• **DATA SUPPLIED**
------------------------------------------------
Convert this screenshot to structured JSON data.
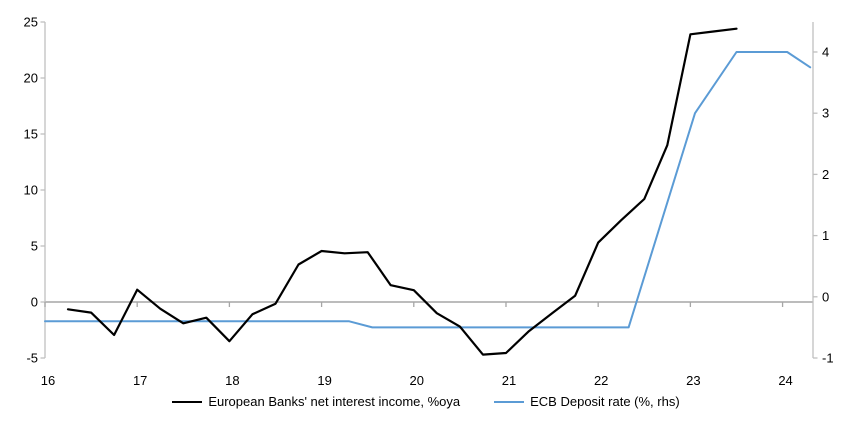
{
  "chart_data": {
    "type": "line",
    "title": "",
    "x_axis": {
      "ticks": [
        16,
        17,
        18,
        19,
        20,
        21,
        22,
        23,
        24
      ],
      "range": [
        16,
        24.33
      ]
    },
    "left_axis": {
      "ticks": [
        25,
        20,
        15,
        10,
        5,
        0,
        -5
      ],
      "range": [
        -5,
        25
      ]
    },
    "right_axis": {
      "ticks": [
        4,
        3,
        2,
        1,
        0,
        -1
      ],
      "range": [
        -1,
        4.49
      ]
    },
    "grid": "zero-line-only",
    "legend_position": "bottom-center",
    "series": [
      {
        "name": "European Banks' net interest income, %oya",
        "axis": "left",
        "color": "#000000",
        "width": 2.2,
        "x_start": 16.25,
        "x_step": 0.25,
        "values": [
          -0.65,
          -0.95,
          -2.95,
          1.1,
          -0.6,
          -1.9,
          -1.4,
          -3.5,
          -1.1,
          -0.15,
          3.35,
          4.55,
          4.35,
          4.45,
          1.5,
          1.05,
          -1.0,
          -2.2,
          -4.7,
          -4.55,
          -2.6,
          -1.0,
          0.55,
          5.3,
          7.3,
          9.2,
          14.0,
          23.9,
          24.15,
          24.4
        ]
      },
      {
        "name": "ECB Deposit rate (%, rhs)",
        "axis": "right",
        "color": "#5B9BD5",
        "width": 2,
        "points": [
          [
            16.0,
            -0.4
          ],
          [
            19.3,
            -0.4
          ],
          [
            19.55,
            -0.5
          ],
          [
            22.33,
            -0.5
          ],
          [
            23.05,
            3.0
          ],
          [
            23.5,
            4.0
          ],
          [
            24.05,
            4.0
          ],
          [
            24.3,
            3.75
          ]
        ]
      }
    ]
  },
  "colors": {
    "background": "#FFFFFF",
    "axis_line": "#BFBFBF",
    "zero_line": "#A6A6A6",
    "tick_text": "#000000",
    "accent_blue": "#5B9BD5",
    "series_black": "#000000"
  }
}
------------------------------------------------
• **WORK TO DO**
Reproduce the whole listing word for word, setting aside any pictures.

• **PROBLEM SOLUTION**
Convert this screenshot to structured JSON data.
{
  "chart_data": {
    "type": "line",
    "title": "",
    "x_axis": {
      "ticks": [
        16,
        17,
        18,
        19,
        20,
        21,
        22,
        23,
        24
      ],
      "range": [
        16,
        24.33
      ]
    },
    "left_axis": {
      "ticks": [
        25,
        20,
        15,
        10,
        5,
        0,
        -5
      ],
      "range": [
        -5,
        25
      ]
    },
    "right_axis": {
      "ticks": [
        4,
        3,
        2,
        1,
        0,
        -1
      ],
      "range": [
        -1,
        4.49
      ]
    },
    "grid": "zero-line-only",
    "legend_position": "bottom-center",
    "series": [
      {
        "name": "European Banks' net interest income, %oya",
        "axis": "left",
        "color": "#000000",
        "width": 2.2,
        "x_start": 16.25,
        "x_step": 0.25,
        "values": [
          -0.65,
          -0.95,
          -2.95,
          1.1,
          -0.6,
          -1.9,
          -1.4,
          -3.5,
          -1.1,
          -0.15,
          3.35,
          4.55,
          4.35,
          4.45,
          1.5,
          1.05,
          -1.0,
          -2.2,
          -4.7,
          -4.55,
          -2.6,
          -1.0,
          0.55,
          5.3,
          7.3,
          9.2,
          14.0,
          23.9,
          24.15,
          24.4
        ]
      },
      {
        "name": "ECB Deposit rate (%, rhs)",
        "axis": "right",
        "color": "#5B9BD5",
        "width": 2,
        "points": [
          [
            16.0,
            -0.4
          ],
          [
            19.3,
            -0.4
          ],
          [
            19.55,
            -0.5
          ],
          [
            22.33,
            -0.5
          ],
          [
            23.05,
            3.0
          ],
          [
            23.5,
            4.0
          ],
          [
            24.05,
            4.0
          ],
          [
            24.3,
            3.75
          ]
        ]
      }
    ]
  },
  "colors": {
    "background": "#FFFFFF",
    "axis_line": "#BFBFBF",
    "zero_line": "#A6A6A6",
    "tick_text": "#000000",
    "accent_blue": "#5B9BD5",
    "series_black": "#000000"
  }
}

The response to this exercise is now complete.